_Provided information_

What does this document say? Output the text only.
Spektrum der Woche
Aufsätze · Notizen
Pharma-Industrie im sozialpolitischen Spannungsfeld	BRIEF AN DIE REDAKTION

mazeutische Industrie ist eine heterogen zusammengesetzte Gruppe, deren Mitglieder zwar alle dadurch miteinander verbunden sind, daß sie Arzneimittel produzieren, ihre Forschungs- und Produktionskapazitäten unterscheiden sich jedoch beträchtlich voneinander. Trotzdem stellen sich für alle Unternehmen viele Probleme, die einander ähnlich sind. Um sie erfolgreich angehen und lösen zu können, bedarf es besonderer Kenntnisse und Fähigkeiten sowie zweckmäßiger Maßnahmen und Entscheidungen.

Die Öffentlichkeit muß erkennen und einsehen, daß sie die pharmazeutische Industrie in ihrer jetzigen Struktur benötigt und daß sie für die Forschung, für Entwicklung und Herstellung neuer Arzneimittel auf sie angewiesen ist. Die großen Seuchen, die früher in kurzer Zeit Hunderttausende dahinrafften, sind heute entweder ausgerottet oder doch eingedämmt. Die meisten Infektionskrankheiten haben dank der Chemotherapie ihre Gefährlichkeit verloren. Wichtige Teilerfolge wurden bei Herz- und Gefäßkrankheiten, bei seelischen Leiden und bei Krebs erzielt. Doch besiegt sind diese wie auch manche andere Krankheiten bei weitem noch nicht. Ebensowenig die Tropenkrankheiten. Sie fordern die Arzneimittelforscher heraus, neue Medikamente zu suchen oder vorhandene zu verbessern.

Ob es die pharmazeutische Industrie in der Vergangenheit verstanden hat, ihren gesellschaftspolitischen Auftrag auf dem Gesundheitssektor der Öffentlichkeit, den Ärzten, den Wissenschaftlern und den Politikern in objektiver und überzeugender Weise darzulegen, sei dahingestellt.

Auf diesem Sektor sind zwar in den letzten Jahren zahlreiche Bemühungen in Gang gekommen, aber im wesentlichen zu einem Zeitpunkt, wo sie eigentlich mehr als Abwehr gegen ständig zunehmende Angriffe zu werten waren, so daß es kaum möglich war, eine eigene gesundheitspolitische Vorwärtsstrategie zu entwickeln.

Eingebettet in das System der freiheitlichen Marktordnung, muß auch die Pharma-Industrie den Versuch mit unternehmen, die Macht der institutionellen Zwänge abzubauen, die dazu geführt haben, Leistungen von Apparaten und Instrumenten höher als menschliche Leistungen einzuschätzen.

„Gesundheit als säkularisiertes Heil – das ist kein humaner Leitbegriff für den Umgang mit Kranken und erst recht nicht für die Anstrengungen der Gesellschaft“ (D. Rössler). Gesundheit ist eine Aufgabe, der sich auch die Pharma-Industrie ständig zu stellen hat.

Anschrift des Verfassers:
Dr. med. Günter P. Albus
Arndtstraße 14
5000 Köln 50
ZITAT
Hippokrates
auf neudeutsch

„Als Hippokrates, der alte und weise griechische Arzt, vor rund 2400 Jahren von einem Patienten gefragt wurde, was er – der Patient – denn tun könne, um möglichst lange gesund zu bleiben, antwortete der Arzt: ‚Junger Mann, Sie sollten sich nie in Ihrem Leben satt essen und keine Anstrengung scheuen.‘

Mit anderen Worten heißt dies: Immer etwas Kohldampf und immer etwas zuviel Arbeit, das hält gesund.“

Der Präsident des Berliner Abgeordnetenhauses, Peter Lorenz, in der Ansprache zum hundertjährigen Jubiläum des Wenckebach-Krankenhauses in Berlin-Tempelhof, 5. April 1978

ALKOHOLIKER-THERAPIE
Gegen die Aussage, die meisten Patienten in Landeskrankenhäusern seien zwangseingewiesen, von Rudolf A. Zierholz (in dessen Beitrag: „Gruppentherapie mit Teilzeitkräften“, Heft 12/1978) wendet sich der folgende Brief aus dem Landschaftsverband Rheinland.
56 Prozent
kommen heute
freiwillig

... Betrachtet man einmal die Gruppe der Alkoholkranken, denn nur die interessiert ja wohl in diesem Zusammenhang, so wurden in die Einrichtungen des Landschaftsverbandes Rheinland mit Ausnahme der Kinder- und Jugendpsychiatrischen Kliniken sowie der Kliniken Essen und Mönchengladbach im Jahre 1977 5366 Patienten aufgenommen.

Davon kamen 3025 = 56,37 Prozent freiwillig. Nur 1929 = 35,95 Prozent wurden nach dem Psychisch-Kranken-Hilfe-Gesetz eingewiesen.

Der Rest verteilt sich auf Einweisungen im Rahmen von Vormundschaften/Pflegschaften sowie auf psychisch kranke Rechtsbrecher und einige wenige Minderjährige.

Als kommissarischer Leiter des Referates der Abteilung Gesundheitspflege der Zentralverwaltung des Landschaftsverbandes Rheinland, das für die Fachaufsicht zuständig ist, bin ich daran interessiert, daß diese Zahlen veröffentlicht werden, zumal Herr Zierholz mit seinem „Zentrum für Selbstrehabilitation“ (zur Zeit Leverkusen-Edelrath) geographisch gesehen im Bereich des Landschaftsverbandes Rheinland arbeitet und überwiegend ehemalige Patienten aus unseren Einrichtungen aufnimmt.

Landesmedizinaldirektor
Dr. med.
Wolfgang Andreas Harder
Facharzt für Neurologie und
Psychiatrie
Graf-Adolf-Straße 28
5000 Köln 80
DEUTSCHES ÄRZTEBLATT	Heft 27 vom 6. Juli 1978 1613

_Activity_
Only the lines holding the word "Hippokrates" belong in the answer; copy them from the listing above.

_Output of the task_
Hippokrates
„Als Hippokrates, der alte und weise griechische Arzt, vor rund 2400 Jahren von einem Patienten gefragt wurde, was er – der Patient – denn tun könne, um möglichst lange gesund zu bleiben, antwortete der Arzt: ‚Junger Mann, Sie sollten sich nie in Ihrem Leben satt essen und keine Anstrengung scheuen.‘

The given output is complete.